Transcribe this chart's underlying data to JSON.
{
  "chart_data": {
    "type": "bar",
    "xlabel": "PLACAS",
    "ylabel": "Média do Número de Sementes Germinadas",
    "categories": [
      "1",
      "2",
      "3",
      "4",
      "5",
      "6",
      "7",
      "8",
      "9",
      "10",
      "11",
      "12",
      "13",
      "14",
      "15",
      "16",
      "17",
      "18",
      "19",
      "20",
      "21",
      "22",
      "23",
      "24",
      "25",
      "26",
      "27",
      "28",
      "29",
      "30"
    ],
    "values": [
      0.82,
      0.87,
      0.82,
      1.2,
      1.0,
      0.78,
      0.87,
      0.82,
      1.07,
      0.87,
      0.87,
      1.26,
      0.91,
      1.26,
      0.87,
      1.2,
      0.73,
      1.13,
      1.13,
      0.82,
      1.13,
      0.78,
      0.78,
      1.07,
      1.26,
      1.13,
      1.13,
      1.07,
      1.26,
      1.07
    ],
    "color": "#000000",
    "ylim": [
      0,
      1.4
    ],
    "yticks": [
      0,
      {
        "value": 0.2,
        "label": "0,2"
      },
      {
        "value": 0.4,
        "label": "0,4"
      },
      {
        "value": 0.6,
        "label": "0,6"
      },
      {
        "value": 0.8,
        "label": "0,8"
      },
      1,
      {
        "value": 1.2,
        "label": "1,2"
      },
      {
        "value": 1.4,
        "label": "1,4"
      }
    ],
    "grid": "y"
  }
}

--------------------

* [PROBLEM STATEMENT]
Each line of the material must be restated exactly.

* [SOLUTION FOR THIS PROBLEM]
Transcribe this chart's underlying data to JSON.
{
  "chart_data": {
    "type": "bar",
    "xlabel": "PLACAS",
    "ylabel": "Média do Número de Sementes Germinadas",
    "categories": [
      "1",
      "2",
      "3",
      "4",
      "5",
      "6",
      "7",
      "8",
      "9",
      "10",
      "11",
      "12",
      "13",
      "14",
      "15",
      "16",
      "17",
      "18",
      "19",
      "20",
      "21",
      "22",
      "23",
      "24",
      "25",
      "26",
      "27",
      "28",
      "29",
      "30"
    ],
    "values": [
      0.82,
      0.87,
      0.82,
      1.2,
      1.0,
      0.78,
      0.87,
      0.82,
      1.07,
      0.87,
      0.87,
      1.26,
      0.91,
      1.26,
      0.87,
      1.2,
      0.73,
      1.13,
      1.13,
      0.82,
      1.13,
      0.78,
      0.78,
      1.07,
      1.26,
      1.13,
      1.13,
      1.07,
      1.26,
      1.07
    ],
    "color": "#000000",
    "ylim": [
      0,
      1.4
    ],
    "yticks": [
      0,
      {
        "value": 0.2,
        "label": "0,2"
      },
      {
        "value": 0.4,
        "label": "0,4"
      },
      {
        "value": 0.6,
        "label": "0,6"
      },
      {
        "value": 0.8,
        "label": "0,8"
      },
      1,
      {
        "value": 1.2,
        "label": "1,2"
      },
      {
        "value": 1.4,
        "label": "1,4"
      }
    ],
    "grid": "y"
  }
}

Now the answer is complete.